**Direction**
Transcribe the entries below exactly; leave every image out.

········

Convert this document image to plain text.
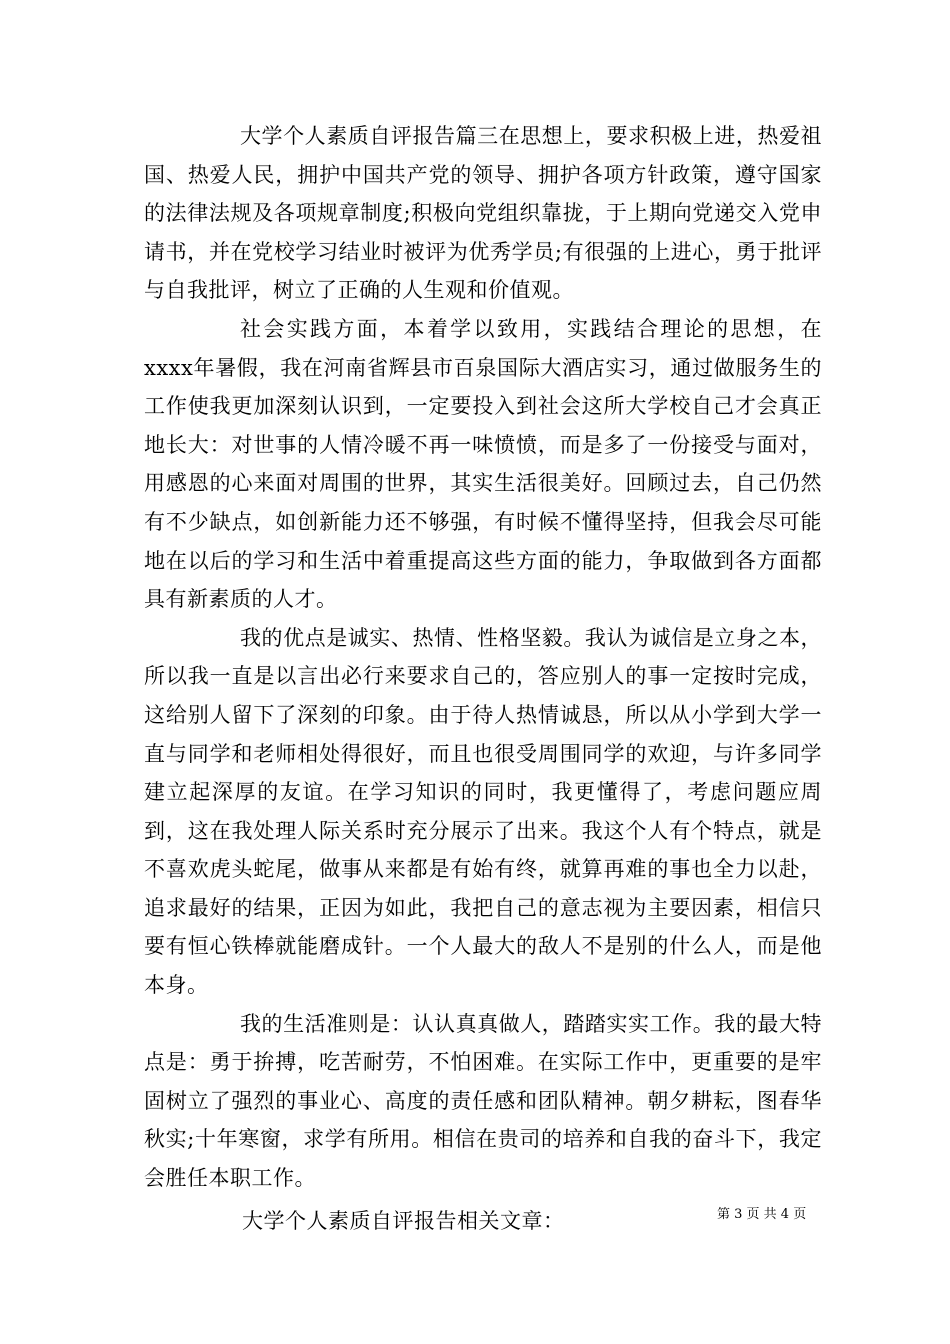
大学个人素质自评报告篇三在思想上，要求积极上进，热爱祖国、热爱人民，拥护中国共产党的领导、拥护各项方针政策，遵守国家的法律法规及各项规章制度;积极向党组织靠拢，于上期向党递交入党申请书，并在党校学习结业时被评为优秀学员;有很强的上进心，勇于批评与自我批评，树立了正确的人生观和价值观。

社会实践方面，本着学以致用，实践结合理论的思想，在xxxx年暑假，我在河南省辉县市百泉国际大酒店实习，通过做服务生的工作使我更加深刻认识到，一定要投入到社会这所大学校自己才会真正地长大：对世事的人情冷暖不再一味愤愤，而是多了一份接受与面对，用感恩的心来面对周围的世界，其实生活很美好。回顾过去，自己仍然有不少缺点，如创新能力还不够强，有时候不懂得坚持，但我会尽可能地在以后的学习和生活中着重提高这些方面的能力，争取做到各方面都具有新素质的人才。

我的优点是诚实、热情、性格坚毅。我认为诚信是立身之本，所以我一直是以言出必行来要求自己的，答应别人的事一定按时完成，这给别人留下了深刻的印象。由于待人热情诚恳，所以从小学到大学一直与同学和老师相处得很好，而且也很受周围同学的欢迎，与许多同学建立起深厚的友谊。在学习知识的同时，我更懂得了，考虑问题应周到，这在我处理人际关系时充分展示了出来。我这个人有个特点，就是不喜欢虎头蛇尾，做事从来都是有始有终，就算再难的事也全力以赴，追求最好的结果，正因为如此，我把自己的意志视为主要因素，相信只要有恒心铁棒就能磨成针。一个人最大的敌人不是别的什么人，而是他本身。

我的生活准则是：认认真真做人，踏踏实实工作。我的最大特点是：勇于拚搏，吃苦耐劳，不怕困难。在实际工作中，更重要的是牢固树立了强烈的事业心、高度的责任感和团队精神。朝夕耕耘，图春华秋实;十年寒窗，求学有所用。相信在贵司的培养和自我的奋斗下，我定会胜任本职工作。

大学个人素质自评报告相关文章：	第 3 页 共 4 页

········

**The solution**
Convert this document image to plain text.
大学个人素质自评报告篇三在思想上，要求积极上进，热爱祖国、热爱人民，拥护中国共产党的领导、拥护各项方针政策，遵守国家的法律法规及各项规章制度;积极向党组织靠拢，于上期向党递交入党申请书，并在党校学习结业时被评为优秀学员;有很强的上进心，勇于批评与自我批评，树立了正确的人生观和价值观。

社会实践方面，本着学以致用，实践结合理论的思想，在xxxx年暑假，我在河南省辉县市百泉国际大酒店实习，通过做服务生的工作使我更加深刻认识到，一定要投入到社会这所大学校自己才会真正地长大：对世事的人情冷暖不再一味愤愤，而是多了一份接受与面对，用感恩的心来面对周围的世界，其实生活很美好。回顾过去，自己仍然有不少缺点，如创新能力还不够强，有时候不懂得坚持，但我会尽可能地在以后的学习和生活中着重提高这些方面的能力，争取做到各方面都具有新素质的人才。

我的优点是诚实、热情、性格坚毅。我认为诚信是立身之本，所以我一直是以言出必行来要求自己的，答应别人的事一定按时完成，这给别人留下了深刻的印象。由于待人热情诚恳，所以从小学到大学一直与同学和老师相处得很好，而且也很受周围同学的欢迎，与许多同学建立起深厚的友谊。在学习知识的同时，我更懂得了，考虑问题应周到，这在我处理人际关系时充分展示了出来。我这个人有个特点，就是不喜欢虎头蛇尾，做事从来都是有始有终，就算再难的事也全力以赴，追求最好的结果，正因为如此，我把自己的意志视为主要因素，相信只要有恒心铁棒就能磨成针。一个人最大的敌人不是别的什么人，而是他本身。

我的生活准则是：认认真真做人，踏踏实实工作。我的最大特点是：勇于拚搏，吃苦耐劳，不怕困难。在实际工作中，更重要的是牢固树立了强烈的事业心、高度的责任感和团队精神。朝夕耕耘，图春华秋实;十年寒窗，求学有所用。相信在贵司的培养和自我的奋斗下，我定会胜任本职工作。

大学个人素质自评报告相关文章：	第 3 页 共 4 页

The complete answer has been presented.